• **TASK INPUT**

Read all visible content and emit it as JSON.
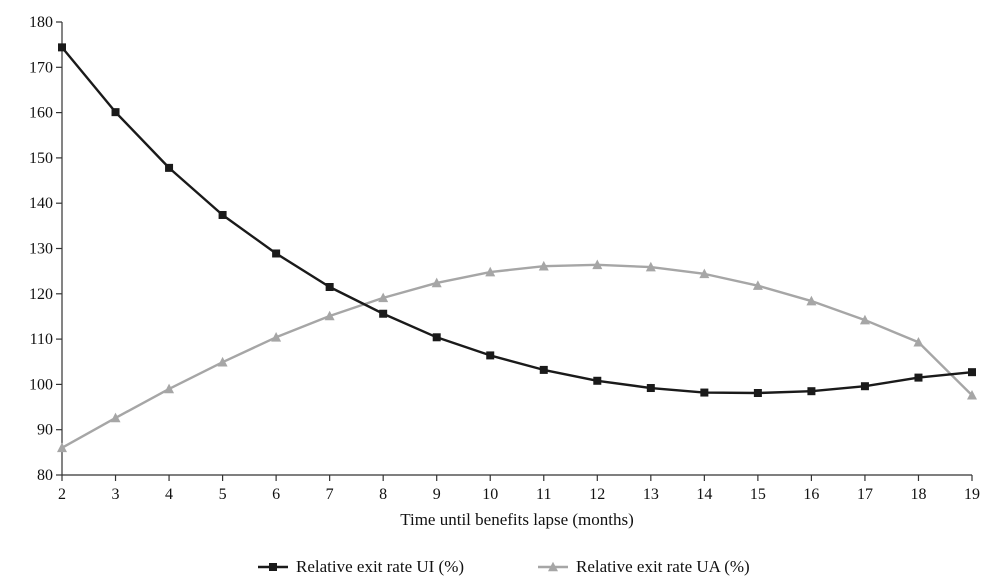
{
  "colors": {
    "series_ui": "#1a1a1a",
    "series_ua": "#a6a6a6",
    "axis": "#333333"
  },
  "chart_data": {
    "type": "line",
    "title": "",
    "xlabel": "Time until benefits lapse (months)",
    "ylabel": "",
    "x": [
      2,
      3,
      4,
      5,
      6,
      7,
      8,
      9,
      10,
      11,
      12,
      13,
      14,
      15,
      16,
      17,
      18,
      19
    ],
    "xlim": [
      2,
      19
    ],
    "ylim": [
      80,
      180
    ],
    "yticks": [
      80,
      90,
      100,
      110,
      120,
      130,
      140,
      150,
      160,
      170,
      180
    ],
    "grid": false,
    "legend_position": "bottom",
    "series": [
      {
        "name": "Relative exit rate UI (%)",
        "marker": "square",
        "color": "#1a1a1a",
        "values": [
          174.4,
          160.1,
          147.8,
          137.4,
          128.9,
          121.5,
          115.6,
          110.4,
          106.4,
          103.2,
          100.8,
          99.2,
          98.2,
          98.1,
          98.5,
          99.6,
          101.5,
          102.7
        ]
      },
      {
        "name": "Relative exit rate UA (%)",
        "marker": "triangle",
        "color": "#a6a6a6",
        "values": [
          86.0,
          92.6,
          99.0,
          104.9,
          110.4,
          115.1,
          119.1,
          122.4,
          124.8,
          126.1,
          126.4,
          125.9,
          124.4,
          121.8,
          118.4,
          114.2,
          109.3,
          97.6
        ]
      }
    ]
  }
}
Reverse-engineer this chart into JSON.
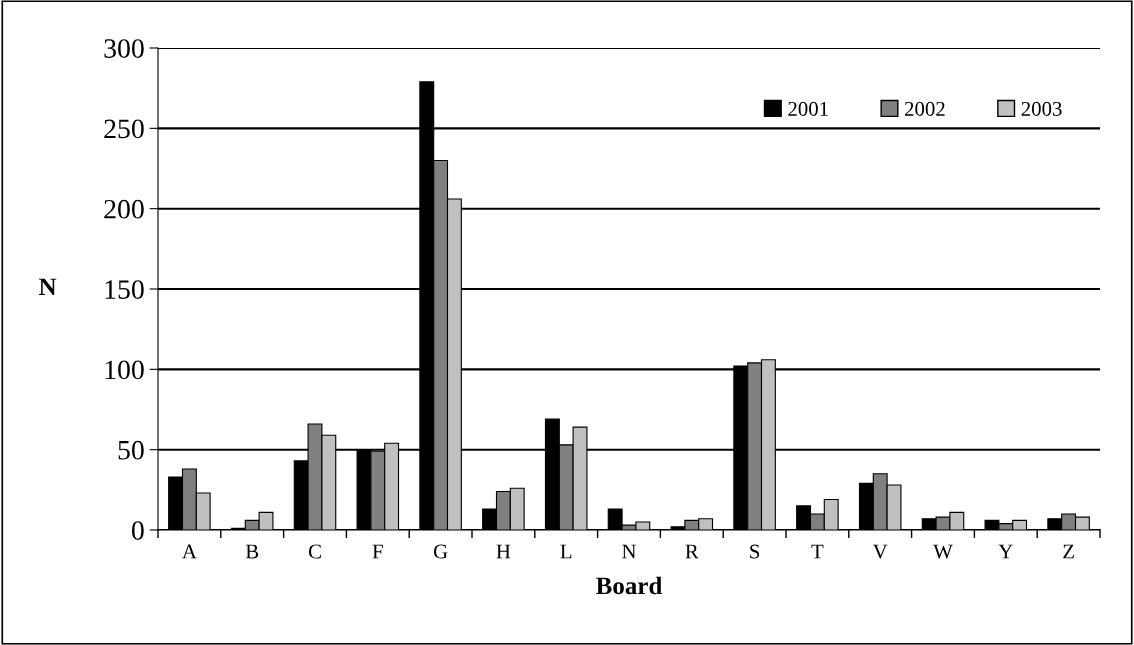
{
  "chart_data": {
    "type": "bar",
    "xlabel": "Board",
    "ylabel": "N",
    "categories": [
      "A",
      "B",
      "C",
      "F",
      "G",
      "H",
      "L",
      "N",
      "R",
      "S",
      "T",
      "V",
      "W",
      "Y",
      "Z"
    ],
    "series": [
      {
        "name": "2001",
        "color": "#000000",
        "values": [
          33,
          1,
          43,
          50,
          279,
          13,
          69,
          13,
          2,
          102,
          15,
          29,
          7,
          6,
          7
        ]
      },
      {
        "name": "2002",
        "color": "#808080",
        "values": [
          38,
          6,
          66,
          49,
          230,
          24,
          53,
          3,
          6,
          104,
          10,
          35,
          8,
          4,
          10
        ]
      },
      {
        "name": "2003",
        "color": "#c0c0c0",
        "values": [
          23,
          11,
          59,
          54,
          206,
          26,
          64,
          5,
          7,
          106,
          19,
          28,
          11,
          6,
          8
        ]
      }
    ],
    "ylim": [
      0,
      300
    ],
    "yticks": [
      0,
      50,
      100,
      150,
      200,
      250,
      300
    ],
    "grid": "y",
    "legend": "top right"
  }
}
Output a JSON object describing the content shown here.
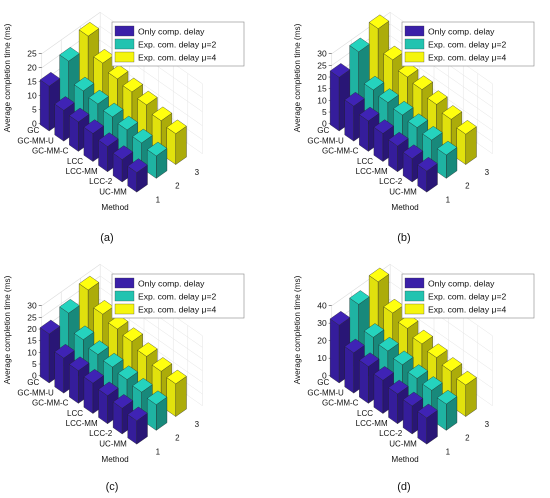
{
  "captions": [
    "(a)",
    "(b)",
    "(c)",
    "(d)"
  ],
  "chart_data": [
    {
      "type": "bar",
      "title": "",
      "xlabel": "",
      "ylabel": "Average completion time (ms)",
      "method_label": "Method",
      "categories": [
        "GC",
        "GC-MM-U",
        "GC-MM-C",
        "LCC",
        "LCC-MM",
        "LCC-2",
        "UC-MM"
      ],
      "depth_ticks": [
        "1",
        "2",
        "3"
      ],
      "yticks": [
        0,
        5,
        10,
        15,
        20,
        25
      ],
      "ylim": [
        0,
        25
      ],
      "series": [
        {
          "name": "Only comp. delay",
          "color": "#3a20a8",
          "values": [
            16,
            11,
            10.5,
            10,
            9,
            8,
            7
          ]
        },
        {
          "name": "Exp. com. delay μ=2",
          "color": "#22c3b0",
          "values": [
            20,
            13,
            12,
            11,
            10,
            9,
            8
          ]
        },
        {
          "name": "Exp. com. delay μ=4",
          "color": "#f5f50e",
          "values": [
            24,
            18,
            16,
            15,
            14,
            12,
            11
          ]
        }
      ],
      "legend_position": "top-right",
      "grid": true
    },
    {
      "type": "bar",
      "title": "",
      "xlabel": "",
      "ylabel": "Average completion time (ms)",
      "method_label": "Method",
      "categories": [
        "GC",
        "GC-MM-U",
        "GC-MM-C",
        "LCC",
        "LCC-MM",
        "LCC-2",
        "UC-MM"
      ],
      "depth_ticks": [
        "1",
        "2",
        "3"
      ],
      "yticks": [
        0,
        5,
        10,
        15,
        20,
        25,
        30
      ],
      "ylim": [
        0,
        30
      ],
      "series": [
        {
          "name": "Only comp. delay",
          "color": "#3a20a8",
          "values": [
            23,
            15,
            13,
            12,
            11,
            10,
            9
          ]
        },
        {
          "name": "Exp. com. delay μ=2",
          "color": "#22c3b0",
          "values": [
            28,
            16,
            15,
            14,
            13,
            12,
            10
          ]
        },
        {
          "name": "Exp. com. delay μ=4",
          "color": "#f5f50e",
          "values": [
            32,
            23,
            20,
            19,
            17,
            15,
            13
          ]
        }
      ],
      "legend_position": "top-right",
      "grid": true
    },
    {
      "type": "bar",
      "title": "",
      "xlabel": "",
      "ylabel": "Average completion time (ms)",
      "method_label": "Method",
      "categories": [
        "GC",
        "GC-MM-U",
        "GC-MM-C",
        "LCC",
        "LCC-MM",
        "LCC-2",
        "UC-MM"
      ],
      "depth_ticks": [
        "1",
        "2",
        "3"
      ],
      "yticks": [
        0,
        5,
        10,
        15,
        20,
        25,
        30
      ],
      "ylim": [
        0,
        30
      ],
      "series": [
        {
          "name": "Only comp. delay",
          "color": "#3a20a8",
          "values": [
            21,
            15,
            14,
            13,
            12,
            11,
            10
          ]
        },
        {
          "name": "Exp. com. delay μ=2",
          "color": "#22c3b0",
          "values": [
            24,
            17,
            15,
            14,
            13,
            12,
            11
          ]
        },
        {
          "name": "Exp. com. delay μ=4",
          "color": "#f5f50e",
          "values": [
            28,
            22,
            20,
            19,
            17,
            15,
            14
          ]
        }
      ],
      "legend_position": "top-right",
      "grid": true
    },
    {
      "type": "bar",
      "title": "",
      "xlabel": "",
      "ylabel": "Average completion time (ms)",
      "method_label": "Method",
      "categories": [
        "GC",
        "GC-MM-U",
        "GC-MM-C",
        "LCC",
        "LCC-MM",
        "LCC-2",
        "UC-MM"
      ],
      "depth_ticks": [
        "1",
        "2",
        "3"
      ],
      "yticks": [
        0,
        10,
        20,
        30,
        40
      ],
      "ylim": [
        0,
        40
      ],
      "series": [
        {
          "name": "Only comp. delay",
          "color": "#3a20a8",
          "values": [
            33,
            23,
            21,
            19,
            17,
            16,
            15
          ]
        },
        {
          "name": "Exp. com. delay μ=2",
          "color": "#22c3b0",
          "values": [
            37,
            24,
            22,
            20,
            18,
            17,
            15
          ]
        },
        {
          "name": "Exp. com. delay μ=4",
          "color": "#f5f50e",
          "values": [
            42,
            30,
            27,
            24,
            22,
            20,
            18
          ]
        }
      ],
      "legend_position": "top-right",
      "grid": true
    }
  ]
}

• **THE REQUEST**
Return every line above in which the string "Relative" occurs.

• **SOLUTION**
        "name": "Relative exit rate UI (%)",
        "name": "Relative exit rate UA (%)",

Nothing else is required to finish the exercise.